## Material shown:
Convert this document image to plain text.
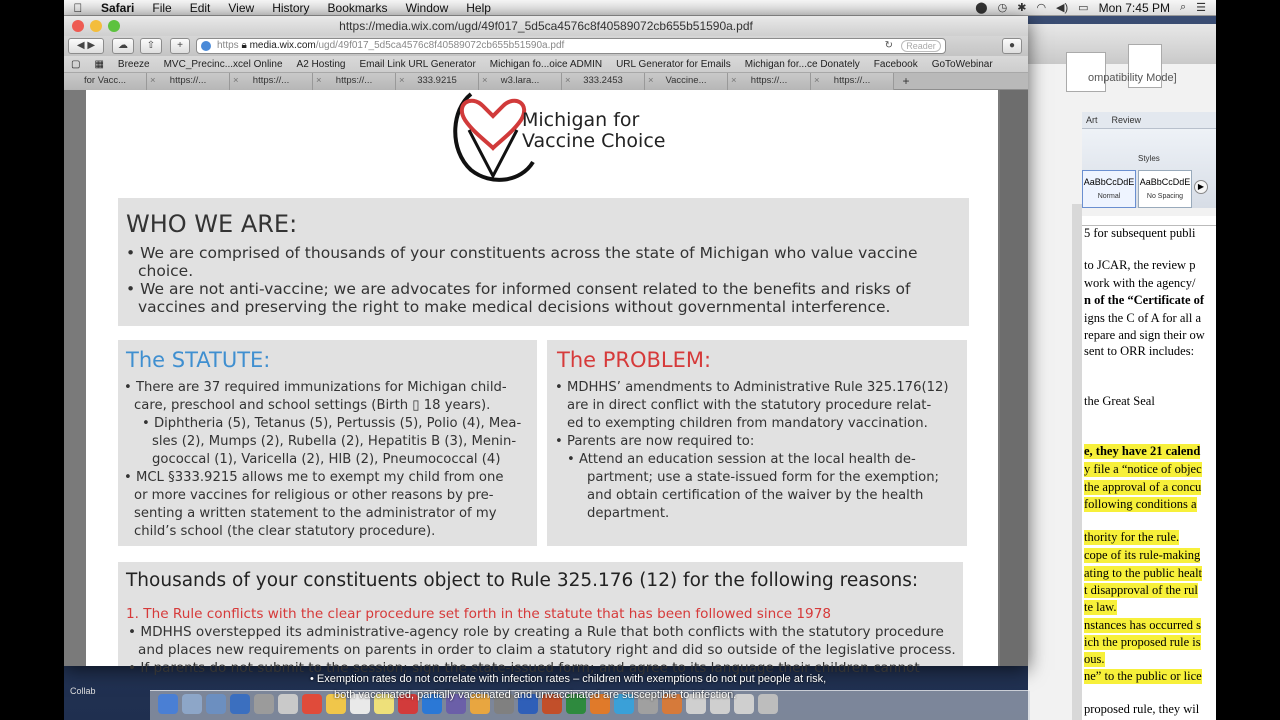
ompatibility Mode]
Art Review
Styles
AaBbCcDdE
Normal
AaBbCcDdE
No Spacing
▶
5 for subsequent publi
to JCAR, the review p
work with the agency/
n of the “Certificate of
igns the C of A for all a
repare and sign their ow
sent to ORR includes:
the Great Seal
e, they have 21 calend
y file a “notice of objec
the approval of a concu
following conditions a
thority for the rule.
cope of its rule-making
ating to the public healt
t disapproval of the rul
te law.
nstances has occurred s
ich the proposed rule is
ous.
ne” to the public or lice
proposed rule, they wil
Safari	File	Edit	View	History	Bookmarks	Window	Help	⬤ ◷ ✱ ◠ ◀) ▭ Mon 7:45 PM ⌕ ☰
https://media.wix.com/ugd/49f017_5d5ca4576c8f40589072cb655b51590a.pdf
◀ ▶	☁	⇧	+	https 🔒︎ media.wix.com/ugd/49f017_5d5ca4576c8f40589072cb655b51590a.pdf	↻	Reader	●
▢	▦	Breeze	MVC_Precinc...xcel Online	A2 Hosting	Email Link URL Generator	Michigan fo...oice ADMIN	URL Generator for Emails	Michigan for...ce Donately	Facebook	GoToWebinar
for Vacc...	× https://...	× https://...	× https://...	× 333.9215	× w3.lara...	× 333.2453	× Vaccine...	× https://...	× https://...	+
Michigan for
Vaccine Choice
WHO WE ARE:
• We are comprised of thousands of your constituents across the state of Michigan who value vaccine
choice.
• We are not anti-vaccine; we are advocates for informed consent related to the benefits and risks of
vaccines and preserving the right to make medical decisions without governmental interference.
The STATUTE:
• There are 37 required immunizations for Michigan child-
care, preschool and school settings (Birth ▯ 18 years).
• Diphtheria (5), Tetanus (5), Pertussis (5), Polio (4), Mea-
sles (2), Mumps (2), Rubella (2), Hepatitis B (3), Menin-
gococcal (1), Varicella (2), HIB (2), Pneumococcal (4)
• MCL §333.9215 allows me to exempt my child from one
or more vaccines for religious or other reasons by pre-
senting a written statement to the administrator of my
child’s school (the clear statutory procedure).
The PROBLEM:
• MDHHS’ amendments to Administrative Rule 325.176(12)
are in direct conflict with the statutory procedure relat-
ed to exempting children from mandatory vaccination.
• Parents are now required to:
• Attend an education session at the local health de-
partment; use a state-issued form for the exemption;
and obtain certification of the waiver by the health
department.
Thousands of your constituents object to Rule 325.176 (12) for the following reasons:
1. The Rule conflicts with the clear procedure set forth in the statute that has been followed since 1978
• MDHHS overstepped its administrative-agency role by creating a Rule that both conflicts with the statutory procedure
and places new requirements on parents in order to claim a statutory right and did so outside of the legislative process.
• If parents do not submit to the session; sign the state-issued form; and agree to its language their children cannot
Collab
• Exemption rates do not correlate with infection rates – children with exemptions do not put people at risk,
both vaccinated, partially vaccinated and unvaccinated are susceptible to infection.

## Goal:
Pictures are excluded; copy all other data exactly as shown.

## Output:
Convert this document image to plain text.
ompatibility Mode]
Art Review
Styles
AaBbCcDdE
Normal
AaBbCcDdE
No Spacing
▶
5 for subsequent publi
to JCAR, the review p
work with the agency/
n of the “Certificate of
igns the C of A for all a
repare and sign their ow
sent to ORR includes:
the Great Seal
e, they have 21 calend
y file a “notice of objec
the approval of a concu
following conditions a
thority for the rule.
cope of its rule-making
ating to the public healt
t disapproval of the rul
te law.
nstances has occurred s
ich the proposed rule is
ous.
ne” to the public or lice
proposed rule, they wil
Safari	File	Edit	View	History	Bookmarks	Window	Help	⬤ ◷ ✱ ◠ ◀) ▭ Mon 7:45 PM ⌕ ☰
https://media.wix.com/ugd/49f017_5d5ca4576c8f40589072cb655b51590a.pdf
◀ ▶	☁	⇧	+	https 🔒︎ media.wix.com/ugd/49f017_5d5ca4576c8f40589072cb655b51590a.pdf	↻	Reader	●
▢	▦	Breeze	MVC_Precinc...xcel Online	A2 Hosting	Email Link URL Generator	Michigan fo...oice ADMIN	URL Generator for Emails	Michigan for...ce Donately	Facebook	GoToWebinar
for Vacc...	× https://...	× https://...	× https://...	× 333.9215	× w3.lara...	× 333.2453	× Vaccine...	× https://...	× https://...	+
Michigan for
Vaccine Choice
WHO WE ARE:
• We are comprised of thousands of your constituents across the state of Michigan who value vaccine
choice.
• We are not anti-vaccine; we are advocates for informed consent related to the benefits and risks of
vaccines and preserving the right to make medical decisions without governmental interference.
The STATUTE:
• There are 37 required immunizations for Michigan child-
care, preschool and school settings (Birth ▯ 18 years).
• Diphtheria (5), Tetanus (5), Pertussis (5), Polio (4), Mea-
sles (2), Mumps (2), Rubella (2), Hepatitis B (3), Menin-
gococcal (1), Varicella (2), HIB (2), Pneumococcal (4)
• MCL §333.9215 allows me to exempt my child from one
or more vaccines for religious or other reasons by pre-
senting a written statement to the administrator of my
child’s school (the clear statutory procedure).
The PROBLEM:
• MDHHS’ amendments to Administrative Rule 325.176(12)
are in direct conflict with the statutory procedure relat-
ed to exempting children from mandatory vaccination.
• Parents are now required to:
• Attend an education session at the local health de-
partment; use a state-issued form for the exemption;
and obtain certification of the waiver by the health
department.
Thousands of your constituents object to Rule 325.176 (12) for the following reasons:
1. The Rule conflicts with the clear procedure set forth in the statute that has been followed since 1978
• MDHHS overstepped its administrative-agency role by creating a Rule that both conflicts with the statutory procedure
and places new requirements on parents in order to claim a statutory right and did so outside of the legislative process.
• If parents do not submit to the session; sign the state-issued form; and agree to its language their children cannot
Collab
• Exemption rates do not correlate with infection rates – children with exemptions do not put people at risk,
both vaccinated, partially vaccinated and unvaccinated are susceptible to infection.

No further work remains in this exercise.